STORED RECORDS.
-- START --

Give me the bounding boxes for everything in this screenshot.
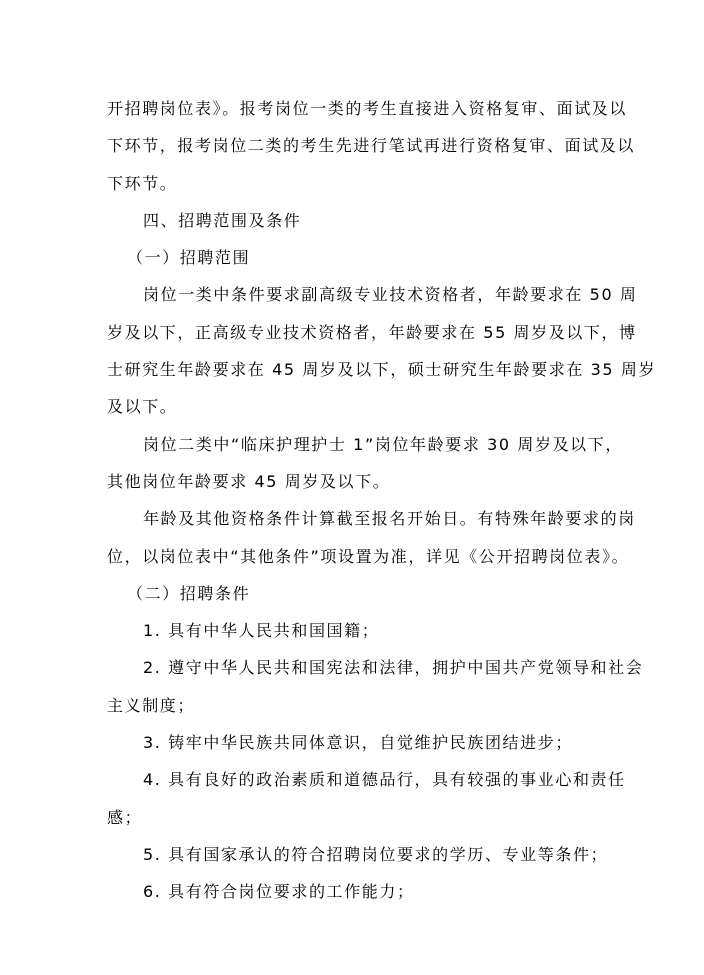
condition-item-1: 1. 具有中华人民共和国国籍； [107, 612, 604, 649]
text-line: 2. 遵守中华人民共和国宪法和法律，拥护中国共产党领导和社会 [107, 649, 604, 686]
text-line: 5. 具有国家承认的符合招聘岗位要求的学历、专业等条件； [107, 836, 604, 873]
condition-item-5: 5. 具有国家承认的符合招聘岗位要求的学历、专业等条件； [107, 836, 604, 873]
section-heading: 四、招聘范围及条件 [107, 202, 604, 239]
text-line: 岗位一类中条件要求副高级专业技术资格者，年龄要求在 50 周 [107, 276, 604, 313]
text-line: 1. 具有中华人民共和国国籍； [107, 612, 604, 649]
scope-paragraph-3: 年龄及其他资格条件计算截至报名开始日。有特殊年龄要求的岗 位，以岗位表中“其他条… [107, 500, 604, 575]
text-line: 岁及以下，正高级专业技术资格者，年龄要求在 55 周岁及以下，博 [107, 314, 604, 351]
subsection-heading-conditions: （二）招聘条件 [107, 575, 604, 612]
text-line: 开招聘岗位表》。报考岗位一类的考生直接进入资格复审、面试及以 [107, 90, 604, 127]
condition-item-4: 4. 具有良好的政治素质和道德品行，具有较强的事业心和责任 感； [107, 761, 604, 836]
document-page: 开招聘岗位表》。报考岗位一类的考生直接进入资格复审、面试及以 下环节，报考岗位二… [107, 90, 604, 911]
text-line: 位，以岗位表中“其他条件”项设置为准，详见《公开招聘岗位表》。 [107, 538, 604, 575]
text-line: 年龄及其他资格条件计算截至报名开始日。有特殊年龄要求的岗 [107, 500, 604, 537]
text-line: 下环节。 [107, 165, 604, 202]
text-line: 主义制度； [107, 687, 604, 724]
subsection-heading-scope: （一）招聘范围 [107, 239, 604, 276]
condition-item-6: 6. 具有符合岗位要求的工作能力； [107, 873, 604, 910]
text-line: 下环节，报考岗位二类的考生先进行笔试再进行资格复审、面试及以 [107, 127, 604, 164]
condition-item-3: 3. 铸牢中华民族共同体意识，自觉维护民族团结进步； [107, 724, 604, 761]
scope-paragraph-2: 岗位二类中“临床护理护士 1”岗位年龄要求 30 周岁及以下， 其他岗位年龄要求… [107, 426, 604, 501]
text-line: 岗位二类中“临床护理护士 1”岗位年龄要求 30 周岁及以下， [107, 426, 604, 463]
continuation-paragraph: 开招聘岗位表》。报考岗位一类的考生直接进入资格复审、面试及以 下环节，报考岗位二… [107, 90, 604, 202]
text-line: 4. 具有良好的政治素质和道德品行，具有较强的事业心和责任 [107, 761, 604, 798]
text-line: 及以下。 [107, 388, 604, 425]
scope-paragraph-1: 岗位一类中条件要求副高级专业技术资格者，年龄要求在 50 周 岁及以下，正高级专… [107, 276, 604, 425]
text-line: 感； [107, 799, 604, 836]
text-line: 3. 铸牢中华民族共同体意识，自觉维护民族团结进步； [107, 724, 604, 761]
text-line: 6. 具有符合岗位要求的工作能力； [107, 873, 604, 910]
condition-item-2: 2. 遵守中华人民共和国宪法和法律，拥护中国共产党领导和社会 主义制度； [107, 649, 604, 724]
text-line: 其他岗位年龄要求 45 周岁及以下。 [107, 463, 604, 500]
text-line: 士研究生年龄要求在 45 周岁及以下，硕士研究生年龄要求在 35 周岁 [107, 351, 604, 388]
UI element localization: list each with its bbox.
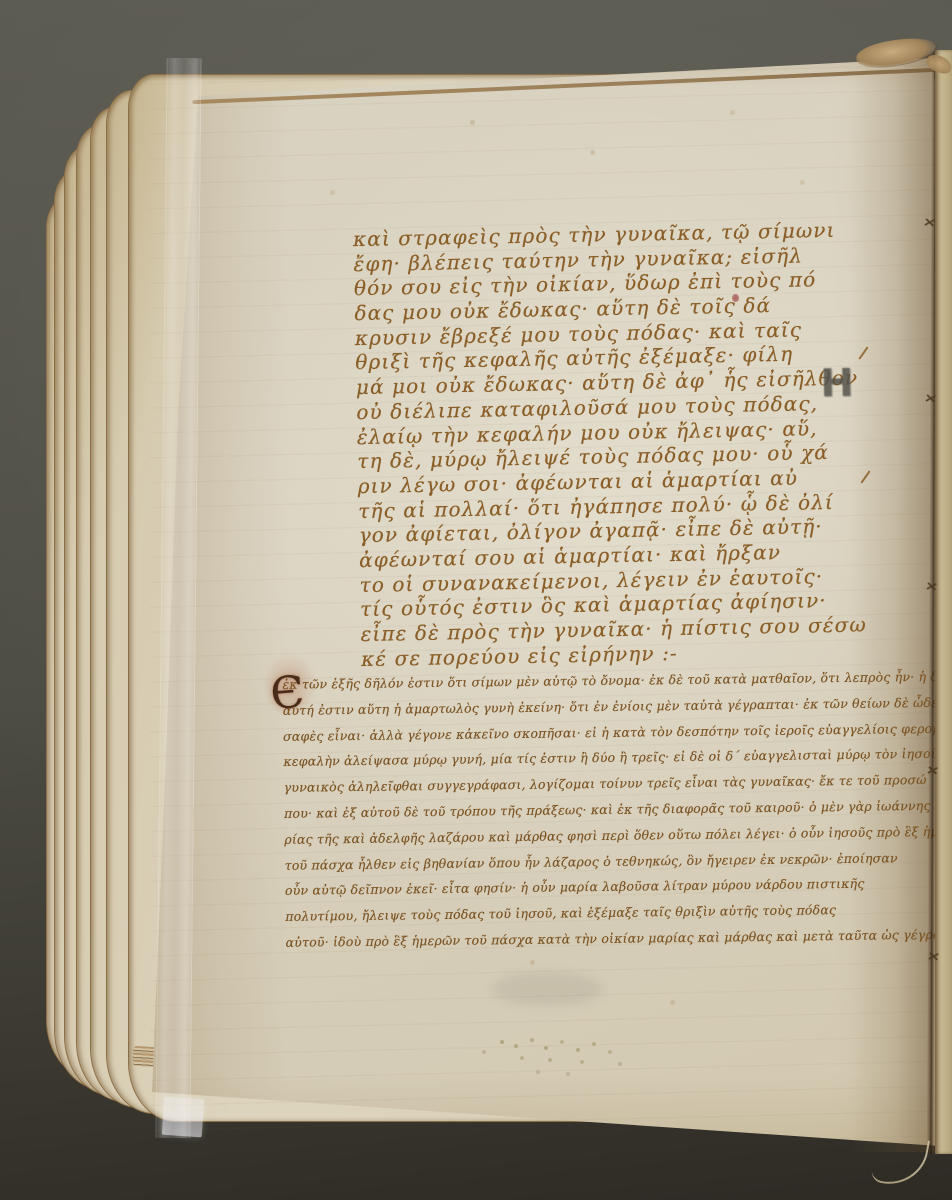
margin-stamp-eta: Η: [813, 360, 860, 407]
gospel-text-block: καὶ στραφεὶς πρὸς τὴν γυναῖκα, τῷ σίμωνι…: [353, 217, 891, 671]
foxing-spots: [470, 120, 475, 125]
sewing-knot-icon: ✕: [926, 950, 941, 965]
repair-tape-end-tab: [162, 1097, 205, 1138]
facing-page-sliver: [935, 50, 952, 1154]
sewing-knot-icon: ✕: [923, 392, 938, 407]
gray-smudge: [492, 972, 602, 1006]
sewing-knot-icon: ✕: [922, 216, 937, 231]
decorated-initial-epsilon: Є: [269, 670, 306, 717]
speckle-stains: [500, 1040, 504, 1044]
commentary-text-block: Є ἐκ τῶν ἑξῆς δῆλόν ἐστιν ὅτι σίμων μὲν …: [282, 664, 915, 955]
sewing-knot-icon: ✕: [924, 580, 939, 595]
loose-thread: [870, 1132, 930, 1190]
sewing-knot-icon: ✕: [925, 764, 940, 779]
photo-background: καὶ στραφεὶς πρὸς τὴν γυναῖκα, τῷ σίμωνι…: [0, 0, 952, 1200]
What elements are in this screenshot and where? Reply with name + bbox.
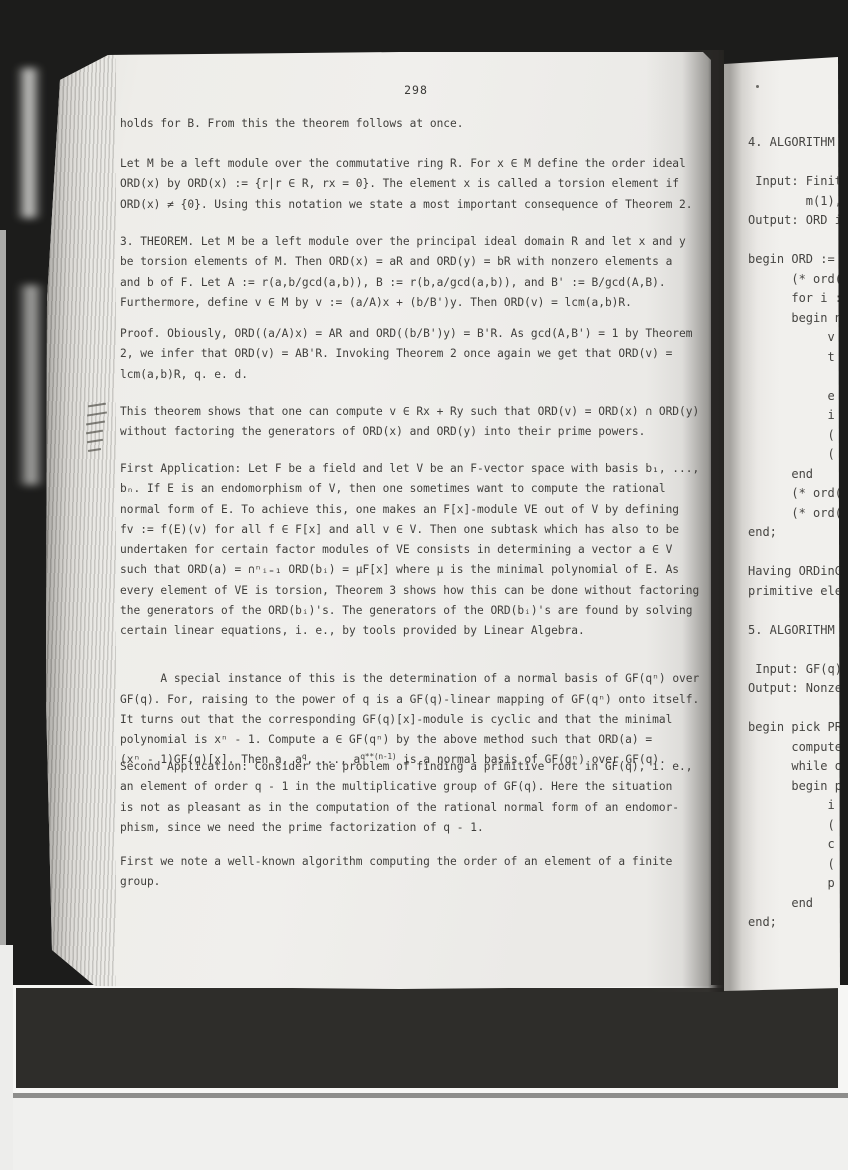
- algorithm-listing: 4. ALGORITHM Input: Finit m(1), Output: …: [748, 133, 842, 933]
- paragraph-closing: First we note a well-known algorithm com…: [120, 852, 672, 893]
- ink-speck: [756, 85, 759, 88]
- paragraph-second-application: Second Application: Consider the problem…: [120, 757, 693, 838]
- page-number: 298: [120, 83, 712, 97]
- paragraph-remark: This theorem shows that one can compute …: [120, 402, 699, 443]
- scan-light-streak: [17, 285, 45, 485]
- scan-light-streak: [16, 68, 42, 218]
- paragraph-order-ideal: Let M be a left module over the commutat…: [120, 154, 693, 215]
- page-fore-edge: [44, 50, 116, 990]
- scanned-book-spread: 298 holds for B. From this the theorem f…: [0, 0, 848, 1170]
- scanner-left-edge-wide: [0, 945, 13, 1170]
- paragraph-theorem-3: 3. THEOREM. Let M be a left module over …: [120, 232, 686, 313]
- scanner-left-edge: [0, 230, 6, 990]
- paragraph-proof: Proof. Obiously, ORD((a/A)x) = AR and OR…: [120, 324, 693, 385]
- scanner-outer-margin: [0, 1098, 848, 1170]
- paragraph-intro: holds for B. From this the theorem follo…: [120, 114, 464, 134]
- paragraph-first-application: First Application: Let F be a field and …: [120, 459, 699, 642]
- scanner-shadow-block: [16, 988, 838, 1088]
- binding-gutter-shadow: [646, 50, 724, 992]
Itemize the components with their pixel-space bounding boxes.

-- END --

Lay out every line of the material above as a numbered list, skipping any blank lines. Leave the pictures out of your answer.

SOLUTION BELOW.
1. Give me the bounding boxes for everything in this screenshot.
2. condition-item-1: 1. 具有中华人民共和国国籍； [107, 612, 604, 649]
3. text-line: 2. 遵守中华人民共和国宪法和法律，拥护中国共产党领导和社会 [107, 649, 604, 686]
4. text-line: 5. 具有国家承认的符合招聘岗位要求的学历、专业等条件； [107, 836, 604, 873]
5. condition-item-5: 5. 具有国家承认的符合招聘岗位要求的学历、专业等条件； [107, 836, 604, 873]
6. section-heading: 四、招聘范围及条件 [107, 202, 604, 239]
7. text-line: 岗位一类中条件要求副高级专业技术资格者，年龄要求在 50 周 [107, 276, 604, 313]
8. text-line: 1. 具有中华人民共和国国籍； [107, 612, 604, 649]
9. scope-paragraph-3: 年龄及其他资格条件计算截至报名开始日。有特殊年龄要求的岗 位，以岗位表中“其他条… [107, 500, 604, 575]
10. text-line: 岁及以下，正高级专业技术资格者，年龄要求在 55 周岁及以下，博 [107, 314, 604, 351]
11. subsection-heading-conditions: （二）招聘条件 [107, 575, 604, 612]
12. text-line: 开招聘岗位表》。报考岗位一类的考生直接进入资格复审、面试及以 [107, 90, 604, 127]
13. condition-item-4: 4. 具有良好的政治素质和道德品行，具有较强的事业心和责任 感； [107, 761, 604, 836]
14. document-page: 开招聘岗位表》。报考岗位一类的考生直接进入资格复审、面试及以 下环节，报考岗位二… [107, 90, 604, 911]
15. text-line: 位，以岗位表中“其他条件”项设置为准，详见《公开招聘岗位表》。 [107, 538, 604, 575]
16. text-line: 年龄及其他资格条件计算截至报名开始日。有特殊年龄要求的岗 [107, 500, 604, 537]
17. text-line: 下环节。 [107, 165, 604, 202]
18. text-line: 主义制度； [107, 687, 604, 724]
19. subsection-heading-scope: （一）招聘范围 [107, 239, 604, 276]
20. condition-item-6: 6. 具有符合岗位要求的工作能力； [107, 873, 604, 910]
21. text-line: 下环节，报考岗位二类的考生先进行笔试再进行资格复审、面试及以 [107, 127, 604, 164]
22. condition-item-3: 3. 铸牢中华民族共同体意识，自觉维护民族团结进步； [107, 724, 604, 761]
23. scope-paragraph-2: 岗位二类中“临床护理护士 1”岗位年龄要求 30 周岁及以下， 其他岗位年龄要求… [107, 426, 604, 501]
24. text-line: 岗位二类中“临床护理护士 1”岗位年龄要求 30 周岁及以下， [107, 426, 604, 463]
25. continuation-paragraph: 开招聘岗位表》。报考岗位一类的考生直接进入资格复审、面试及以 下环节，报考岗位二… [107, 90, 604, 202]
26. text-line: 4. 具有良好的政治素质和道德品行，具有较强的事业心和责任 [107, 761, 604, 798]
27. text-line: 及以下。 [107, 388, 604, 425]
28. scope-paragraph-1: 岗位一类中条件要求副高级专业技术资格者，年龄要求在 50 周 岁及以下，正高级专… [107, 276, 604, 425]
29. text-line: 感； [107, 799, 604, 836]
30. text-line: 3. 铸牢中华民族共同体意识，自觉维护民族团结进步； [107, 724, 604, 761]
31. text-line: 6. 具有符合岗位要求的工作能力； [107, 873, 604, 910]
32. condition-item-2: 2. 遵守中华人民共和国宪法和法律，拥护中国共产党领导和社会 主义制度； [107, 649, 604, 724]
33. text-line: 其他岗位年龄要求 45 周岁及以下。 [107, 463, 604, 500]
34. text-line: 士研究生年龄要求在 45 周岁及以下，硕士研究生年龄要求在 35 周岁 [107, 351, 604, 388]
35. UI element localization: list each with its bbox.
36. margin-stamp-eta: Η: [813, 360, 860, 407]
37. gospel-text-block: καὶ στραφεὶς πρὸς τὴν γυναῖκα, τῷ σίμωνι…: [353, 217, 891, 671]
38. foxing-spots: [470, 120, 475, 125]
39. sewing-knot-icon: ✕: [926, 950, 941, 965]
40. repair-tape-end-tab: [162, 1097, 205, 1138]
41. facing-page-sliver: [935, 50, 952, 1154]
42. sewing-knot-icon: ✕: [923, 392, 938, 407]
43. gray-smudge: [492, 972, 602, 1006]
44. sewing-knot-icon: ✕: [922, 216, 937, 231]
45. decorated-initial-epsilon: Є: [269, 670, 306, 717]
46. speckle-stains: [500, 1040, 504, 1044]
47. commentary-text-block: Є ἐκ τῶν ἑξῆς δῆλόν ἐστιν ὅτι σίμων μὲν …: [282, 664, 915, 955]
48. sewing-knot-icon: ✕: [924, 580, 939, 595]
49. loose-thread: [870, 1132, 930, 1190]
50. sewing-knot-icon: ✕: [925, 764, 940, 779]
51. photo-background: καὶ στραφεὶς πρὸς τὴν γυναῖκα, τῷ σίμωνι…: [0, 0, 952, 1200]
52. What elements are in this screenshot and where? Reply with name + bbox.
53. - algorithm-listing: 4. ALGORITHM Input: Finit m(1), Output: …: [748, 133, 842, 933]
54. - paragraph-closing: First we note a well-known algorithm com…: [120, 852, 672, 893]
55. - ink-speck: [756, 85, 759, 88]
56. - paragraph-second-application: Second Application: Consider the problem…: [120, 757, 693, 838]
57. - page-number: 298: [120, 83, 712, 97]
58. - paragraph-remark: This theorem shows that one can compute …: [120, 402, 699, 443]
59. - scan-light-streak: [17, 285, 45, 485]
60. - scan-light-streak: [16, 68, 42, 218]
61. - paragraph-order-ideal: Let M be a left module over the commutat…: [120, 154, 693, 215]
62. - page-fore-edge: [44, 50, 116, 990]
63. - scanned-book-spread: 298 holds for B. From this the theorem f…: [0, 0, 848, 1170]
64. - scanner-left-edge-wide: [0, 945, 13, 1170]
65. - paragraph-theorem-3: 3. THEOREM. Let M be a left module over …: [120, 232, 686, 313]
66. - scanner-left-edge: [0, 230, 6, 990]
67. - paragraph-proof: Proof. Obiously, ORD((a/A)x) = AR and OR…: [120, 324, 693, 385]
68. - scanner-outer-margin: [0, 1098, 848, 1170]
69. - paragraph-intro: holds for B. From this the theorem follo…: [120, 114, 464, 134]
70. - paragraph-first-application: First Application: Let F be a field and …: [120, 459, 699, 642]
71. - scanner-shadow-block: [16, 988, 838, 1088]
72. - binding-gutter-shadow: [646, 50, 724, 992]
73. Itemize the components with their pixel-space bounding boxes.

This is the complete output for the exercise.